**What you have to do:**
Repeat the records below exactly, leaving out any pictures.

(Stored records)
──────────

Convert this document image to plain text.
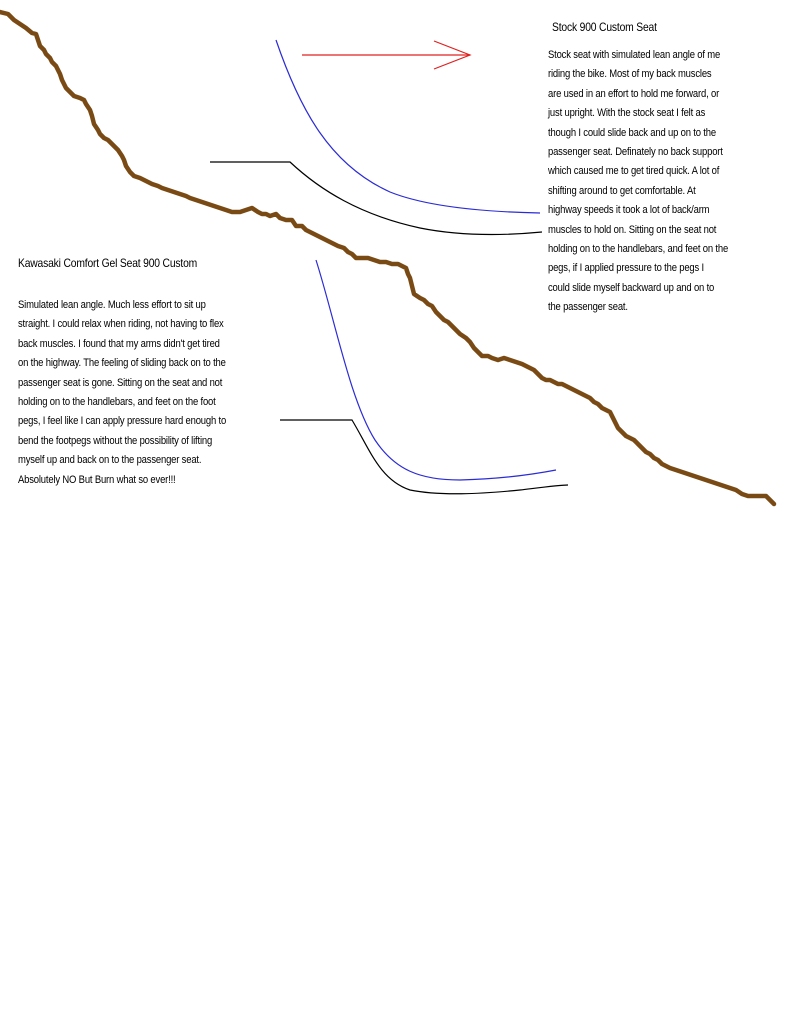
Stock 900 Custom Seat
Stock seat with simulated lean angle of me
riding the bike. Most of my back muscles
are used in an effort to hold me forward, or
just upright. With the stock seat I felt as
though I could slide back and up on to the
passenger seat. Definately no back support
which caused me to get tired quick. A lot of
shifting around to get comfortable. At
highway speeds it took a lot of back/arm
muscles to hold on. Sitting on the seat not
holding on to the handlebars, and feet on the
pegs, if I applied pressure to the pegs I
could slide myself backward up and on to
the passenger seat.
Kawasaki Comfort Gel Seat 900 Custom
Simulated lean angle. Much less effort to sit up
straight. I could relax when riding, not having to flex
back muscles. I found that my arms didn't get tired
on the highway. The feeling of sliding back on to the
passenger seat is gone. Sitting on the seat and not
holding on to the handlebars, and feet on the foot
pegs, I feel like I can apply pressure hard enough to
bend the footpegs without the possibility of lifting
myself up and back on to the passenger seat.
Absolutely NO But Burn what so ever!!!
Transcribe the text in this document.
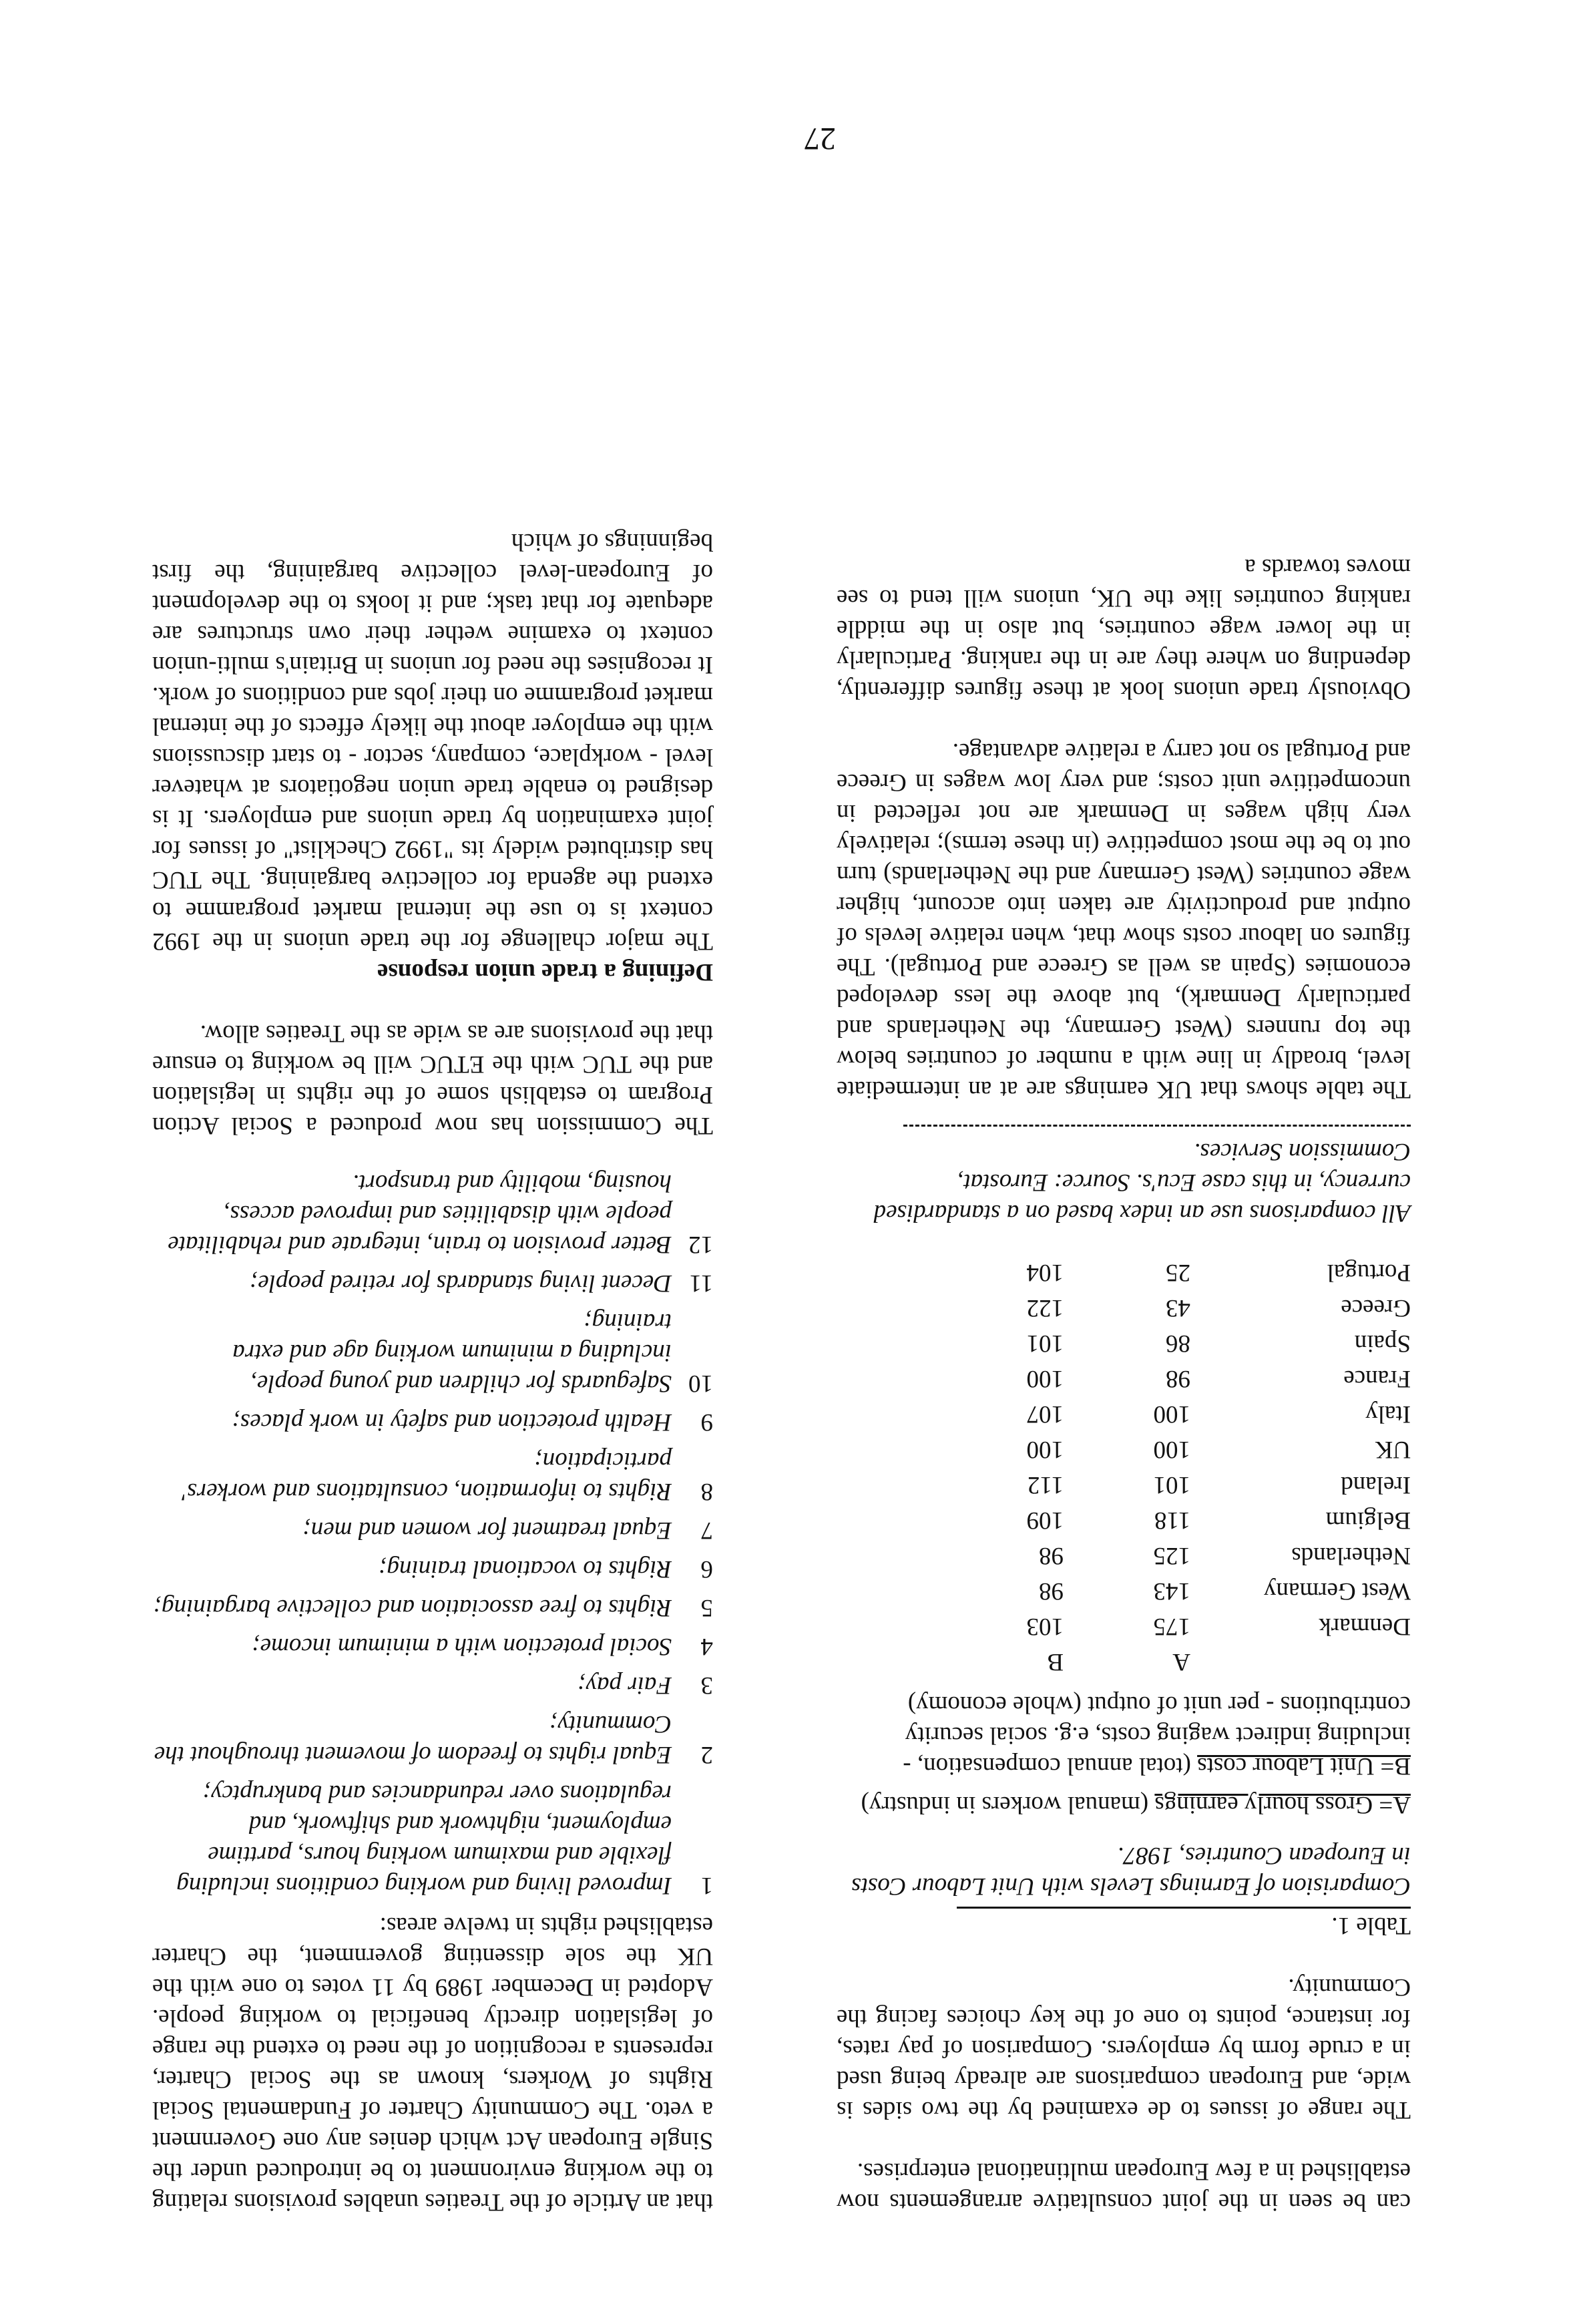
can be seen in the joint consultative arrangements now established in a few European multinational enterprises.

The range of issues to de examined by the two sides is wide, and European comparisons are already being used in a crude form by employers. Comparison of pay rates, for instance, points to one of the key choices facing the Community.

Table 1.
Comparision of Earnings Levels with Unit Labour Costs in European Countries, 1987.
A= Gross hourly earnings (manual workers in industry)
B= Unit Labour costs (total annual compensation, - including indirect waging costs, e.g. social security contributions - per unit of output (whole economy)
	A	B
Denmark	175	103
West Germany	143	98
Netherlands	125	98
Belgium	118	109
Ireland	101	112
UK	100	100
Italy	100	107
France	98	100
Spain	86	101
Greece	43	122
Portugal	25	104
All comparisons use an index based on a standardised currency, in this case Ecu's. Source: Eurostat, Commission Services.

The table shows that UK earnings are at an intermediate level, broadly in line with a number of countries below the top runners (West Germany, the Netherlands and particularly Denmark), but above the less developed economies (Spain as well as Greece and Portugal). The figures on labour costs show that, when relative levels of output and productivity are taken into account, higher wage countries (West Germany and the Netherlands) turn out to be the most competitive (in these terms); relatively very high wages in Denmark are not reflected in uncompetitive unit costs; and very low wages in Greece and Portugal so not carry a relative advantage.

Obviously trade unions look at these figures differently, depending on where they are in the ranking. Particularly in the lower wage countries, but also in the middle ranking countries like the UK, unions will tend to see moves towards a

that an Article of the Treaties unables provisions relating to the working environment to be introduced under the Single European Act which denies any one Government a veto. The Community Charter of Fundamental Social Rights of Workers, known as the Social Charter, represents a recognition of the need to extend the range of legislation directly beneficial to working people. Adopted in December 1989 by 11 votes to one with the UK the sole dissenting government, the Charter established rights in twelve areas:

1
Improved living and working conditions including flexible and maximum working hours, parttime employment, nightwork and shiftwork, and regulations over redundancies and bankruptcy;
2
Equal rights to freedom of movement throughout the Community;
3
Fair pay;
4
Social protection with a minimum income;
5
Rights to free association and collective bargaining;
6
Rights to vocational training;
7
Equal treatment for women and men;
8
Rights to information, consultations and workers' participation;
9
Health protection and safety in work places;
10
Safeguards for children and young people, including a minimum working age and extra training;
11
Decent living standards for retired people;
12
Better provision to train, integrate and rehabilitate people with disabilities and improved access, housing, mobility and transport.

The Commission has now produced a Social Action Program to establish some of the rights in legislation and the TUC with the ETUC will be working to ensure that the provisions are as wide as the Treaties allow.

Defining a trade union response

The major challenge for the trade unions in the 1992 context is to use the internal market programme to extend the agenda for collective bargaining. The TUC has distributed widely its "1992 Checklist" of issues for joint examination by trade unions and employers. It is designed to enable trade union negotiators at whatever level - workplace, company, sector - to start discussions with the employer about the likely effects of the internal market programme on their jobs and conditions of work. It recognises the need for unions in Britain's multi-union context to examine wether their own structures are adequate for that task; and it looks to the development of European-level collective bargaining, the first beginnings of which

27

──────────

**Correct output:**
Convert this document image to plain text.
Stock 900 Custom Seat
Stock seat with simulated lean angle of me
riding the bike. Most of my back muscles
are used in an effort to hold me forward, or
just upright. With the stock seat I felt as
though I could slide back and up on to the
passenger seat. Definately no back support
which caused me to get tired quick. A lot of
shifting around to get comfortable. At
highway speeds it took a lot of back/arm
muscles to hold on. Sitting on the seat not
holding on to the handlebars, and feet on the
pegs, if I applied pressure to the pegs I
could slide myself backward up and on to
the passenger seat.
Kawasaki Comfort Gel Seat 900 Custom
Simulated lean angle. Much less effort to sit up
straight. I could relax when riding, not having to flex
back muscles. I found that my arms didn't get tired
on the highway. The feeling of sliding back on to the
passenger seat is gone. Sitting on the seat and not
holding on to the handlebars, and feet on the foot
pegs, I feel like I can apply pressure hard enough to
bend the footpegs without the possibility of lifting
myself up and back on to the passenger seat.
Absolutely NO But Burn what so ever!!!
Transcribe the text in this document.
can be seen in the joint consultative arrangements now established in a few European multinational enterprises.

The range of issues to de examined by the two sides is wide, and European comparisons are already being used in a crude form by employers. Comparison of pay rates, for instance, points to one of the key choices facing the Community.

Table 1.
Comparision of Earnings Levels with Unit Labour Costs in European Countries, 1987.
A= Gross hourly earnings (manual workers in industry)
B= Unit Labour costs (total annual compensation, - including indirect waging costs, e.g. social security contributions - per unit of output (whole economy)
	A	B
Denmark	175	103
West Germany	143	98
Netherlands	125	98
Belgium	118	109
Ireland	101	112
UK	100	100
Italy	100	107
France	98	100
Spain	86	101
Greece	43	122
Portugal	25	104
All comparisons use an index based on a standardised currency, in this case Ecu's. Source: Eurostat, Commission Services.

The table shows that UK earnings are at an intermediate level, broadly in line with a number of countries below the top runners (West Germany, the Netherlands and particularly Denmark), but above the less developed economies (Spain as well as Greece and Portugal). The figures on labour costs show that, when relative levels of output and productivity are taken into account, higher wage countries (West Germany and the Netherlands) turn out to be the most competitive (in these terms); relatively very high wages in Denmark are not reflected in uncompetitive unit costs; and very low wages in Greece and Portugal so not carry a relative advantage.

Obviously trade unions look at these figures differently, depending on where they are in the ranking. Particularly in the lower wage countries, but also in the middle ranking countries like the UK, unions will tend to see moves towards a

that an Article of the Treaties unables provisions relating to the working environment to be introduced under the Single European Act which denies any one Government a veto. The Community Charter of Fundamental Social Rights of Workers, known as the Social Charter, represents a recognition of the need to extend the range of legislation directly beneficial to working people. Adopted in December 1989 by 11 votes to one with the UK the sole dissenting government, the Charter established rights in twelve areas:

1
Improved living and working conditions including flexible and maximum working hours, parttime employment, nightwork and shiftwork, and regulations over redundancies and bankruptcy;
2
Equal rights to freedom of movement throughout the Community;
3
Fair pay;
4
Social protection with a minimum income;
5
Rights to free association and collective bargaining;
6
Rights to vocational training;
7
Equal treatment for women and men;
8
Rights to information, consultations and workers' participation;
9
Health protection and safety in work places;
10
Safeguards for children and young people, including a minimum working age and extra training;
11
Decent living standards for retired people;
12
Better provision to train, integrate and rehabilitate people with disabilities and improved access, housing, mobility and transport.

The Commission has now produced a Social Action Program to establish some of the rights in legislation and the TUC with the ETUC will be working to ensure that the provisions are as wide as the Treaties allow.

Defining a trade union response

The major challenge for the trade unions in the 1992 context is to use the internal market programme to extend the agenda for collective bargaining. The TUC has distributed widely its "1992 Checklist" of issues for joint examination by trade unions and employers. It is designed to enable trade union negotiators at whatever level - workplace, company, sector - to start discussions with the employer about the likely effects of the internal market programme on their jobs and conditions of work. It recognises the need for unions in Britain's multi-union context to examine wether their own structures are adequate for that task; and it looks to the development of European-level collective bargaining, the first beginnings of which

27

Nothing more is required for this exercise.